RECORD SET -

+++

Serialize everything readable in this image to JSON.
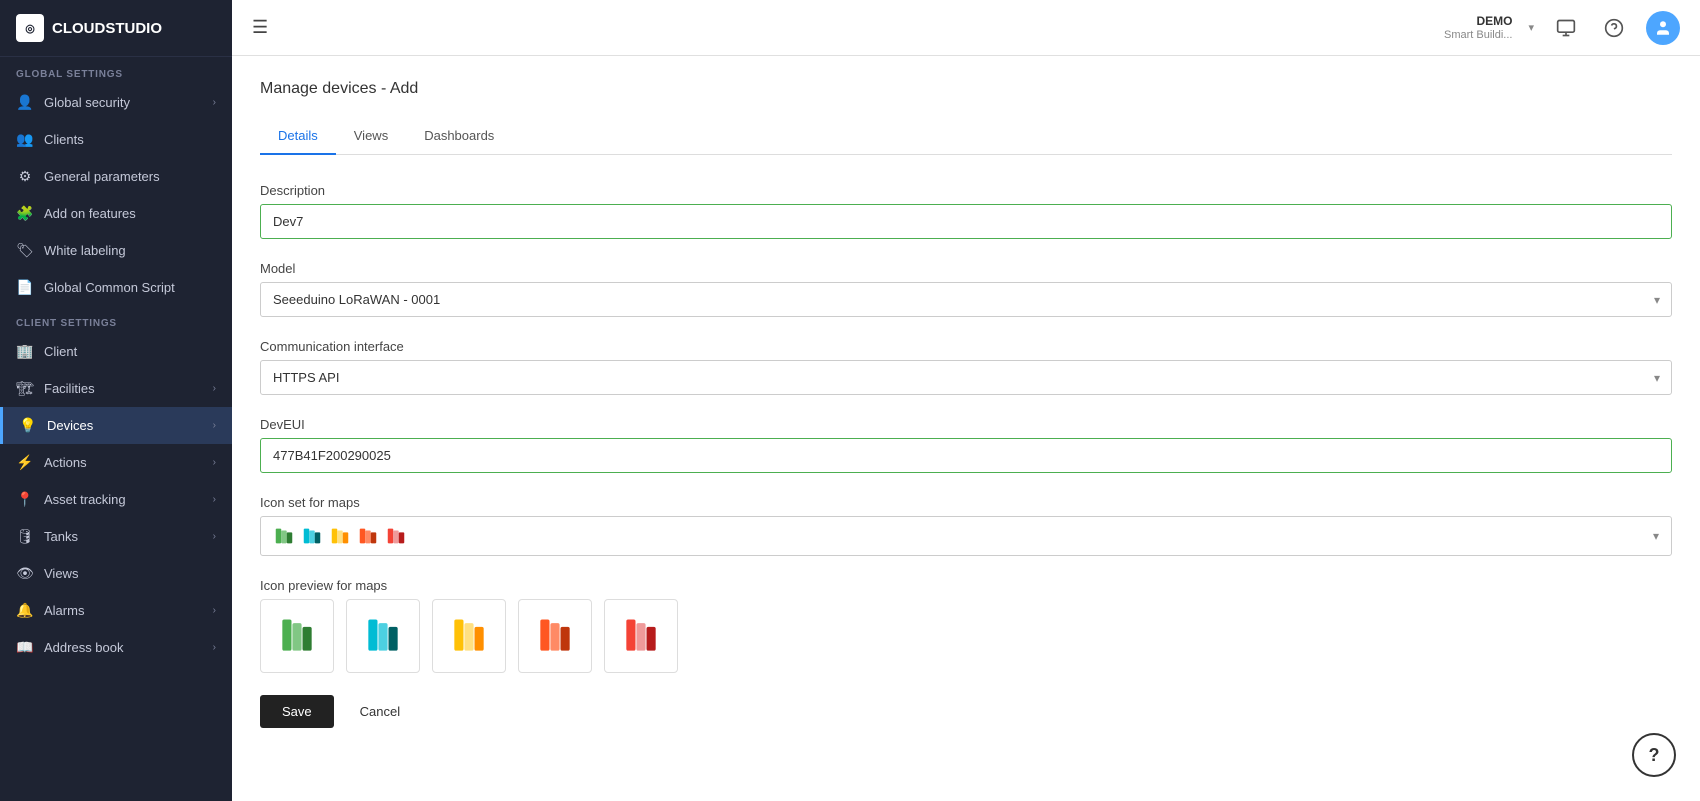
{
  "app": {
    "logo_text": "CLOUDSTUDIO",
    "logo_icon": "CS"
  },
  "topbar": {
    "hamburger_icon": "☰",
    "demo_label": "DEMO",
    "demo_sub": "Smart Buildi...",
    "monitor_icon": "🖥",
    "help_icon": "?",
    "dropdown_arrow": "▾"
  },
  "sidebar": {
    "global_settings_label": "GLOBAL SETTINGS",
    "client_settings_label": "CLIENT SETTINGS",
    "items_global": [
      {
        "id": "global-security",
        "icon": "👤",
        "label": "Global security",
        "has_chevron": true
      },
      {
        "id": "clients",
        "icon": "👥",
        "label": "Clients",
        "has_chevron": false
      },
      {
        "id": "general-parameters",
        "icon": "⚙",
        "label": "General parameters",
        "has_chevron": false
      },
      {
        "id": "add-on-features",
        "icon": "🧩",
        "label": "Add on features",
        "has_chevron": false
      },
      {
        "id": "white-labeling",
        "icon": "🏷",
        "label": "White labeling",
        "has_chevron": false
      },
      {
        "id": "global-common-script",
        "icon": "📄",
        "label": "Global Common Script",
        "has_chevron": false
      }
    ],
    "items_client": [
      {
        "id": "client",
        "icon": "🏢",
        "label": "Client",
        "has_chevron": false
      },
      {
        "id": "facilities",
        "icon": "🏗",
        "label": "Facilities",
        "has_chevron": true
      },
      {
        "id": "devices",
        "icon": "💡",
        "label": "Devices",
        "has_chevron": true,
        "active": true
      },
      {
        "id": "actions",
        "icon": "⚡",
        "label": "Actions",
        "has_chevron": true
      },
      {
        "id": "asset-tracking",
        "icon": "📍",
        "label": "Asset tracking",
        "has_chevron": true
      },
      {
        "id": "tanks",
        "icon": "🛢",
        "label": "Tanks",
        "has_chevron": true
      },
      {
        "id": "views",
        "icon": "👁",
        "label": "Views",
        "has_chevron": false
      },
      {
        "id": "alarms",
        "icon": "🔔",
        "label": "Alarms",
        "has_chevron": true
      },
      {
        "id": "address-book",
        "icon": "📖",
        "label": "Address book",
        "has_chevron": true
      }
    ]
  },
  "page": {
    "title": "Manage devices - Add",
    "tabs": [
      {
        "id": "details",
        "label": "Details",
        "active": true
      },
      {
        "id": "views",
        "label": "Views",
        "active": false
      },
      {
        "id": "dashboards",
        "label": "Dashboards",
        "active": false
      }
    ]
  },
  "form": {
    "description_label": "Description",
    "description_value": "Dev7",
    "model_label": "Model",
    "model_value": "Seeeduino LoRaWAN - 0001",
    "model_options": [
      "Seeeduino LoRaWAN - 0001"
    ],
    "comm_interface_label": "Communication interface",
    "comm_interface_value": "HTTPS API",
    "comm_options": [
      "HTTPS API"
    ],
    "deveui_label": "DevEUI",
    "deveui_value": "477B41F200290025",
    "icon_set_label": "Icon set for maps",
    "icon_preview_label": "Icon preview for maps",
    "save_label": "Save",
    "cancel_label": "Cancel"
  },
  "help_fab_label": "?"
}
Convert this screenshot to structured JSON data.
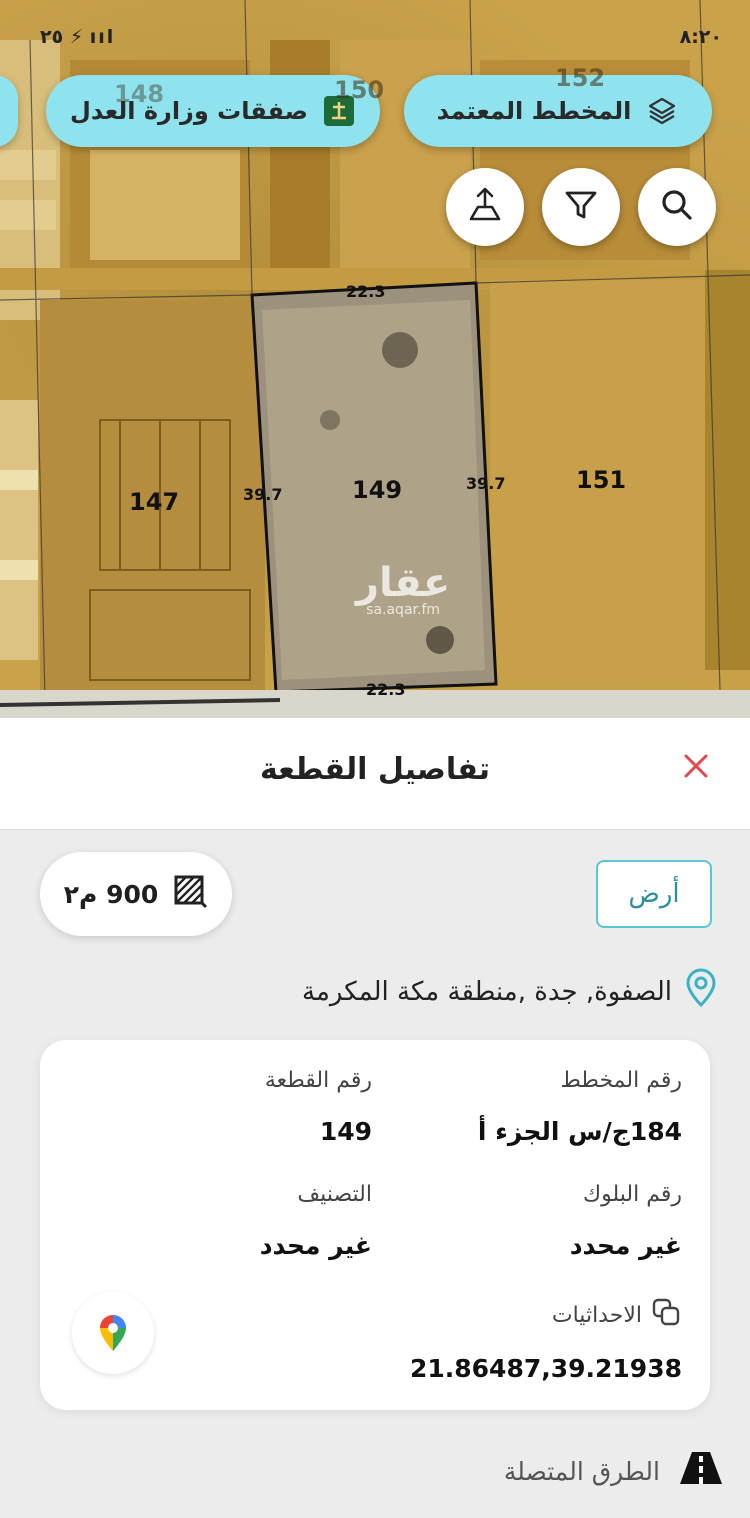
{
  "status_bar": {
    "time": "٨:٢٠",
    "left_text": "٢٥ ⚡ ııl"
  },
  "map_buttons": {
    "approved_plan_label": "المخطط المعتمد",
    "moj_deals_label": "صفقات وزارة العدل"
  },
  "map": {
    "plots": {
      "p147": "147",
      "p149": "149",
      "p151": "151",
      "p150": "150",
      "p152": "152",
      "p148": "148"
    },
    "dimensions": {
      "top": "22.3",
      "bottom": "22.3",
      "left": "39.7",
      "right": "39.7"
    },
    "watermark_logo": "عقار",
    "watermark_url": "sa.aqar.fm"
  },
  "sheet": {
    "title": "تفاصيل القطعة",
    "type_chip": "أرض",
    "area": "900 م٢",
    "location": "الصفوة, جدة ,منطقة مكة المكرمة",
    "details": {
      "plan_number_label": "رقم المخطط",
      "plan_number_value": "184ج/س الجزء أ",
      "plot_number_label": "رقم القطعة",
      "plot_number_value": "149",
      "block_number_label": "رقم البلوك",
      "block_number_value": "غير محدد",
      "classification_label": "التصنيف",
      "classification_value": "غير محدد",
      "coordinates_label": "الاحداثيات",
      "coordinates_value": "21.86487,39.21938"
    },
    "connected_roads": "الطرق المتصلة"
  },
  "colors": {
    "accent": "#8fe3ef",
    "chip_border": "#5bc6d4",
    "close": "#e5484d"
  }
}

+++

TASK BRIEF - From the material above, copy each line that includes the word "security".

TASK ANSWER -
        "id": "global-security",
        "label": "Global security",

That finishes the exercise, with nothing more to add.